§ Stated problem
Read the data and repeat all of it exactly.

[Records contained in a dataset]
○ ○ ○ ○ ○
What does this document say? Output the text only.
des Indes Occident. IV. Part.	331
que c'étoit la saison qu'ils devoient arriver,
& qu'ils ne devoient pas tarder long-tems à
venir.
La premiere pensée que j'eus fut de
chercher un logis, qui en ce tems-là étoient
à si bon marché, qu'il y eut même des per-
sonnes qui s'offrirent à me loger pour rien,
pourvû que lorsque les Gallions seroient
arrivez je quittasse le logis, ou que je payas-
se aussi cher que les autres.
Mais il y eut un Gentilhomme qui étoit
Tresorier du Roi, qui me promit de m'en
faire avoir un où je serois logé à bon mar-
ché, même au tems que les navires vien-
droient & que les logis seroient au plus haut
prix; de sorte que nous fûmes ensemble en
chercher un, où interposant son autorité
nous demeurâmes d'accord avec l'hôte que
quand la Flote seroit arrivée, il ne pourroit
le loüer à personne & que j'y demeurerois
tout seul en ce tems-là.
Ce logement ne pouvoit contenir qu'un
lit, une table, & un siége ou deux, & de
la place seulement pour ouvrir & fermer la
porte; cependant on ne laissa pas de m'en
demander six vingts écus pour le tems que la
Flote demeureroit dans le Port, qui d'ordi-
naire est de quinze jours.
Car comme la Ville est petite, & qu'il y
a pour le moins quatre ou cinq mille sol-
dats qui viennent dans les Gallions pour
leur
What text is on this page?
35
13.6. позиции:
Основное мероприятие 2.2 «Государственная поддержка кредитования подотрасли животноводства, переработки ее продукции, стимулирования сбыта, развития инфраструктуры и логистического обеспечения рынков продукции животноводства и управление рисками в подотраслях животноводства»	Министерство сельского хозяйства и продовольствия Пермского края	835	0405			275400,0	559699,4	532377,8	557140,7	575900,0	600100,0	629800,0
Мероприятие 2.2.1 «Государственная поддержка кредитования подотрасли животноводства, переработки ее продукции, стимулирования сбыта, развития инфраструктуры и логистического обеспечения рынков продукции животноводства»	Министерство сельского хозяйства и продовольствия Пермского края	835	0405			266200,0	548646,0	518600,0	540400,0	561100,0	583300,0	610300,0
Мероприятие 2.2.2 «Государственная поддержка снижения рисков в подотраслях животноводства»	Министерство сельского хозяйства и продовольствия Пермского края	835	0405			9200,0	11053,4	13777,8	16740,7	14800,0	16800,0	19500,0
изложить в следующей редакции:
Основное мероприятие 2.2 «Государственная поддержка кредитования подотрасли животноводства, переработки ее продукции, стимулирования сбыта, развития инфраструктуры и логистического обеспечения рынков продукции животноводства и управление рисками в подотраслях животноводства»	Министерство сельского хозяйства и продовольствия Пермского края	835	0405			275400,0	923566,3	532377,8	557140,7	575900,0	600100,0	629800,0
○ ○ ○ ○ ○
§ Result
What does this document say? Output the text only.
des Indes Occident. IV. Part.	331
que c'étoit la saison qu'ils devoient arriver,
& qu'ils ne devoient pas tarder long-tems à
venir.
La premiere pensée que j'eus fut de
chercher un logis, qui en ce tems-là étoient
à si bon marché, qu'il y eut même des per-
sonnes qui s'offrirent à me loger pour rien,
pourvû que lorsque les Gallions seroient
arrivez je quittasse le logis, ou que je payas-
se aussi cher que les autres.
Mais il y eut un Gentilhomme qui étoit
Tresorier du Roi, qui me promit de m'en
faire avoir un où je serois logé à bon mar-
ché, même au tems que les navires vien-
droient & que les logis seroient au plus haut
prix; de sorte que nous fûmes ensemble en
chercher un, où interposant son autorité
nous demeurâmes d'accord avec l'hôte que
quand la Flote seroit arrivée, il ne pourroit
le loüer à personne & que j'y demeurerois
tout seul en ce tems-là.
Ce logement ne pouvoit contenir qu'un
lit, une table, & un siége ou deux, & de
la place seulement pour ouvrir & fermer la
porte; cependant on ne laissa pas de m'en
demander six vingts écus pour le tems que la
Flote demeureroit dans le Port, qui d'ordi-
naire est de quinze jours.
Car comme la Ville est petite, & qu'il y
a pour le moins quatre ou cinq mille sol-
dats qui viennent dans les Gallions pour
leur
What text is on this page?
35
13.6. позиции:
Основное мероприятие 2.2 «Государственная поддержка кредитования подотрасли животноводства, переработки ее продукции, стимулирования сбыта, развития инфраструктуры и логистического обеспечения рынков продукции животноводства и управление рисками в подотраслях животноводства»	Министерство сельского хозяйства и продовольствия Пермского края	835	0405			275400,0	559699,4	532377,8	557140,7	575900,0	600100,0	629800,0
Мероприятие 2.2.1 «Государственная поддержка кредитования подотрасли животноводства, переработки ее продукции, стимулирования сбыта, развития инфраструктуры и логистического обеспечения рынков продукции животноводства»	Министерство сельского хозяйства и продовольствия Пермского края	835	0405			266200,0	548646,0	518600,0	540400,0	561100,0	583300,0	610300,0
Мероприятие 2.2.2 «Государственная поддержка снижения рисков в подотраслях животноводства»	Министерство сельского хозяйства и продовольствия Пермского края	835	0405			9200,0	11053,4	13777,8	16740,7	14800,0	16800,0	19500,0
изложить в следующей редакции:
Основное мероприятие 2.2 «Государственная поддержка кредитования подотрасли животноводства, переработки ее продукции, стимулирования сбыта, развития инфраструктуры и логистического обеспечения рынков продукции животноводства и управление рисками в подотраслях животноводства»	Министерство сельского хозяйства и продовольствия Пермского края	835	0405			275400,0	923566,3	532377,8	557140,7	575900,0	600100,0	629800,0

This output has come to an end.